[begin Source data]
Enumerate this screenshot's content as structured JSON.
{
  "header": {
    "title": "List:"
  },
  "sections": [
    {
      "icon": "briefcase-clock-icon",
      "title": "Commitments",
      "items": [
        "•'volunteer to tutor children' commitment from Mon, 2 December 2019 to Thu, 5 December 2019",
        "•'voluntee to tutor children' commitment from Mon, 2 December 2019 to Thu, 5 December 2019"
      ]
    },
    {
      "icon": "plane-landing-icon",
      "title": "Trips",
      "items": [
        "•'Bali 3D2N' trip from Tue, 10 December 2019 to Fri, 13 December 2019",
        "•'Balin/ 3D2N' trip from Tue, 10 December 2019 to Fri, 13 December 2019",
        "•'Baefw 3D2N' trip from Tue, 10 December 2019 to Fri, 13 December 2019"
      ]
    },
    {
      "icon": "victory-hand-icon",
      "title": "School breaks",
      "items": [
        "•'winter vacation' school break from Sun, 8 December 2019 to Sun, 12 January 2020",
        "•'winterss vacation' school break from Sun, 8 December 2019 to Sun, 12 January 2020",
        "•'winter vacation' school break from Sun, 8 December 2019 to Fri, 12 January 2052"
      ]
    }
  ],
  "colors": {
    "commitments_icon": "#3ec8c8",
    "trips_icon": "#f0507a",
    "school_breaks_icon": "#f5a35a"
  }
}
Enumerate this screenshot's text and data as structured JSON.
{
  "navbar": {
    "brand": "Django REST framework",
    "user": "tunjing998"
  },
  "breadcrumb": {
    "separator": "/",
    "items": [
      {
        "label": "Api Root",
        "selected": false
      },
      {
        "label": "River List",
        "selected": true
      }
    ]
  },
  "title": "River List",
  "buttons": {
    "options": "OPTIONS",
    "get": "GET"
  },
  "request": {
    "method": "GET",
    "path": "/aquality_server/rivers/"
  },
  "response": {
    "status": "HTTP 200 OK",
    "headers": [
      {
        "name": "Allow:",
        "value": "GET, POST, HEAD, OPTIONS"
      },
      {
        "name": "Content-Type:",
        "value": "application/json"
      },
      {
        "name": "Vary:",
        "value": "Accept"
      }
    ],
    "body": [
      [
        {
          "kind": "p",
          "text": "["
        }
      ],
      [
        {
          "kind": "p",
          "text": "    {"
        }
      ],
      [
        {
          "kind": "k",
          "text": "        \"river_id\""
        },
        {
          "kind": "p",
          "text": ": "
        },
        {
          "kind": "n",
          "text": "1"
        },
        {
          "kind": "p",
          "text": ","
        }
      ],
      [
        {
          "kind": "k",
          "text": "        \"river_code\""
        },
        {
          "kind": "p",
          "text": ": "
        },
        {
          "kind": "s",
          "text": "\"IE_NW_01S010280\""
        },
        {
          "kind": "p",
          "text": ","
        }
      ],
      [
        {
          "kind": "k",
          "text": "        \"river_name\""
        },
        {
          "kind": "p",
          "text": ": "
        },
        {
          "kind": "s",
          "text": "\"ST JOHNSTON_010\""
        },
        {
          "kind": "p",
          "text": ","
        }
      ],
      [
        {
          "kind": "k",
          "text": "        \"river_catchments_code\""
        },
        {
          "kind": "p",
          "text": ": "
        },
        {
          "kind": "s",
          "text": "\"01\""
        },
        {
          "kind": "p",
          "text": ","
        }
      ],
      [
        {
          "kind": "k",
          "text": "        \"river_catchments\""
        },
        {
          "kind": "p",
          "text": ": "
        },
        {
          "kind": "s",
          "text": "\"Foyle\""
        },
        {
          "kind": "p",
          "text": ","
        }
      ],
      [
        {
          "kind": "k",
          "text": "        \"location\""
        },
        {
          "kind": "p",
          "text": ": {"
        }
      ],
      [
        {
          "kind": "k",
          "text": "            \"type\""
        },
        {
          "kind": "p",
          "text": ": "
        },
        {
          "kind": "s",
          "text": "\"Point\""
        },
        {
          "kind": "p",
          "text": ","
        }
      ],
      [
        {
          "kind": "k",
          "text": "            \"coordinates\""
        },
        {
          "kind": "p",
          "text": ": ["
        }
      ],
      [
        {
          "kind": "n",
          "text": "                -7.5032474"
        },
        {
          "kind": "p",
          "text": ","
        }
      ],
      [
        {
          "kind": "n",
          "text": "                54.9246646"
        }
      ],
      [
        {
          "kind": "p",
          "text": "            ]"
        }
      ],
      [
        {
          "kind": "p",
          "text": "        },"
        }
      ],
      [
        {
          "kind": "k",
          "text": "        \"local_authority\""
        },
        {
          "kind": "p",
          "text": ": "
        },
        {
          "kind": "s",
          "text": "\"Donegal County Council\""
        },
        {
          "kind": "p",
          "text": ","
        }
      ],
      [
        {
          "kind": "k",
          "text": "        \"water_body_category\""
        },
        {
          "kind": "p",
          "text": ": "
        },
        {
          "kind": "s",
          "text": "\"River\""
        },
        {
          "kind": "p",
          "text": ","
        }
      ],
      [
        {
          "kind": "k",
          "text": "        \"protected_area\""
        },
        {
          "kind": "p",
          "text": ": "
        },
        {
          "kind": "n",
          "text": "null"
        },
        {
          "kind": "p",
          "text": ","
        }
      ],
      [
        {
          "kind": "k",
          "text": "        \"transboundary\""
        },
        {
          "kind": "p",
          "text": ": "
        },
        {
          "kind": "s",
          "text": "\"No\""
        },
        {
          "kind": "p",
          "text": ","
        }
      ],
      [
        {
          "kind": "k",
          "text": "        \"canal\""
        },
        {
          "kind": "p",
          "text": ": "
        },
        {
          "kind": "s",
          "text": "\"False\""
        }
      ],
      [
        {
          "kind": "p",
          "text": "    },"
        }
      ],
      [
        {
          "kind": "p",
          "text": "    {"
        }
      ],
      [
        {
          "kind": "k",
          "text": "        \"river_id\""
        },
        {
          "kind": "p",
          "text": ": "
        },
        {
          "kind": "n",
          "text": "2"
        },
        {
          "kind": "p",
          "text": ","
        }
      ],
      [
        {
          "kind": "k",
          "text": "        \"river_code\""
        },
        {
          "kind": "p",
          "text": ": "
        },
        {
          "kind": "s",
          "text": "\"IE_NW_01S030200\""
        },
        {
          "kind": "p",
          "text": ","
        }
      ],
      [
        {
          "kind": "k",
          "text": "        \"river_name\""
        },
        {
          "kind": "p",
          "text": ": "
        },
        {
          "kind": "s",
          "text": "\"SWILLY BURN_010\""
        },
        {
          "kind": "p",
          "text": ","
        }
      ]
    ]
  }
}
[end Source data]
__What the task requires__: Reproduce the entries above in full by retyping them exactly.

__Task answer__:
Enumerate this screenshot's content as structured JSON.
{
  "header": {
    "title": "List:"
  },
  "sections": [
    {
      "icon": "briefcase-clock-icon",
      "title": "Commitments",
      "items": [
        "•'volunteer to tutor children' commitment from Mon, 2 December 2019 to Thu, 5 December 2019",
        "•'voluntee to tutor children' commitment from Mon, 2 December 2019 to Thu, 5 December 2019"
      ]
    },
    {
      "icon": "plane-landing-icon",
      "title": "Trips",
      "items": [
        "•'Bali 3D2N' trip from Tue, 10 December 2019 to Fri, 13 December 2019",
        "•'Balin/ 3D2N' trip from Tue, 10 December 2019 to Fri, 13 December 2019",
        "•'Baefw 3D2N' trip from Tue, 10 December 2019 to Fri, 13 December 2019"
      ]
    },
    {
      "icon": "victory-hand-icon",
      "title": "School breaks",
      "items": [
        "•'winter vacation' school break from Sun, 8 December 2019 to Sun, 12 January 2020",
        "•'winterss vacation' school break from Sun, 8 December 2019 to Sun, 12 January 2020",
        "•'winter vacation' school break from Sun, 8 December 2019 to Fri, 12 January 2052"
      ]
    }
  ],
  "colors": {
    "commitments_icon": "#3ec8c8",
    "trips_icon": "#f0507a",
    "school_breaks_icon": "#f5a35a"
  }
}
Enumerate this screenshot's text and data as structured JSON.
{
  "navbar": {
    "brand": "Django REST framework",
    "user": "tunjing998"
  },
  "breadcrumb": {
    "separator": "/",
    "items": [
      {
        "label": "Api Root",
        "selected": false
      },
      {
        "label": "River List",
        "selected": true
      }
    ]
  },
  "title": "River List",
  "buttons": {
    "options": "OPTIONS",
    "get": "GET"
  },
  "request": {
    "method": "GET",
    "path": "/aquality_server/rivers/"
  },
  "response": {
    "status": "HTTP 200 OK",
    "headers": [
      {
        "name": "Allow:",
        "value": "GET, POST, HEAD, OPTIONS"
      },
      {
        "name": "Content-Type:",
        "value": "application/json"
      },
      {
        "name": "Vary:",
        "value": "Accept"
      }
    ],
    "body": [
      [
        {
          "kind": "p",
          "text": "["
        }
      ],
      [
        {
          "kind": "p",
          "text": "    {"
        }
      ],
      [
        {
          "kind": "k",
          "text": "        \"river_id\""
        },
        {
          "kind": "p",
          "text": ": "
        },
        {
          "kind": "n",
          "text": "1"
        },
        {
          "kind": "p",
          "text": ","
        }
      ],
      [
        {
          "kind": "k",
          "text": "        \"river_code\""
        },
        {
          "kind": "p",
          "text": ": "
        },
        {
          "kind": "s",
          "text": "\"IE_NW_01S010280\""
        },
        {
          "kind": "p",
          "text": ","
        }
      ],
      [
        {
          "kind": "k",
          "text": "        \"river_name\""
        },
        {
          "kind": "p",
          "text": ": "
        },
        {
          "kind": "s",
          "text": "\"ST JOHNSTON_010\""
        },
        {
          "kind": "p",
          "text": ","
        }
      ],
      [
        {
          "kind": "k",
          "text": "        \"river_catchments_code\""
        },
        {
          "kind": "p",
          "text": ": "
        },
        {
          "kind": "s",
          "text": "\"01\""
        },
        {
          "kind": "p",
          "text": ","
        }
      ],
      [
        {
          "kind": "k",
          "text": "        \"river_catchments\""
        },
        {
          "kind": "p",
          "text": ": "
        },
        {
          "kind": "s",
          "text": "\"Foyle\""
        },
        {
          "kind": "p",
          "text": ","
        }
      ],
      [
        {
          "kind": "k",
          "text": "        \"location\""
        },
        {
          "kind": "p",
          "text": ": {"
        }
      ],
      [
        {
          "kind": "k",
          "text": "            \"type\""
        },
        {
          "kind": "p",
          "text": ": "
        },
        {
          "kind": "s",
          "text": "\"Point\""
        },
        {
          "kind": "p",
          "text": ","
        }
      ],
      [
        {
          "kind": "k",
          "text": "            \"coordinates\""
        },
        {
          "kind": "p",
          "text": ": ["
        }
      ],
      [
        {
          "kind": "n",
          "text": "                -7.5032474"
        },
        {
          "kind": "p",
          "text": ","
        }
      ],
      [
        {
          "kind": "n",
          "text": "                54.9246646"
        }
      ],
      [
        {
          "kind": "p",
          "text": "            ]"
        }
      ],
      [
        {
          "kind": "p",
          "text": "        },"
        }
      ],
      [
        {
          "kind": "k",
          "text": "        \"local_authority\""
        },
        {
          "kind": "p",
          "text": ": "
        },
        {
          "kind": "s",
          "text": "\"Donegal County Council\""
        },
        {
          "kind": "p",
          "text": ","
        }
      ],
      [
        {
          "kind": "k",
          "text": "        \"water_body_category\""
        },
        {
          "kind": "p",
          "text": ": "
        },
        {
          "kind": "s",
          "text": "\"River\""
        },
        {
          "kind": "p",
          "text": ","
        }
      ],
      [
        {
          "kind": "k",
          "text": "        \"protected_area\""
        },
        {
          "kind": "p",
          "text": ": "
        },
        {
          "kind": "n",
          "text": "null"
        },
        {
          "kind": "p",
          "text": ","
        }
      ],
      [
        {
          "kind": "k",
          "text": "        \"transboundary\""
        },
        {
          "kind": "p",
          "text": ": "
        },
        {
          "kind": "s",
          "text": "\"No\""
        },
        {
          "kind": "p",
          "text": ","
        }
      ],
      [
        {
          "kind": "k",
          "text": "        \"canal\""
        },
        {
          "kind": "p",
          "text": ": "
        },
        {
          "kind": "s",
          "text": "\"False\""
        }
      ],
      [
        {
          "kind": "p",
          "text": "    },"
        }
      ],
      [
        {
          "kind": "p",
          "text": "    {"
        }
      ],
      [
        {
          "kind": "k",
          "text": "        \"river_id\""
        },
        {
          "kind": "p",
          "text": ": "
        },
        {
          "kind": "n",
          "text": "2"
        },
        {
          "kind": "p",
          "text": ","
        }
      ],
      [
        {
          "kind": "k",
          "text": "        \"river_code\""
        },
        {
          "kind": "p",
          "text": ": "
        },
        {
          "kind": "s",
          "text": "\"IE_NW_01S030200\""
        },
        {
          "kind": "p",
          "text": ","
        }
      ],
      [
        {
          "kind": "k",
          "text": "        \"river_name\""
        },
        {
          "kind": "p",
          "text": ": "
        },
        {
          "kind": "s",
          "text": "\"SWILLY BURN_010\""
        },
        {
          "kind": "p",
          "text": ","
        }
      ]
    ]
  }
}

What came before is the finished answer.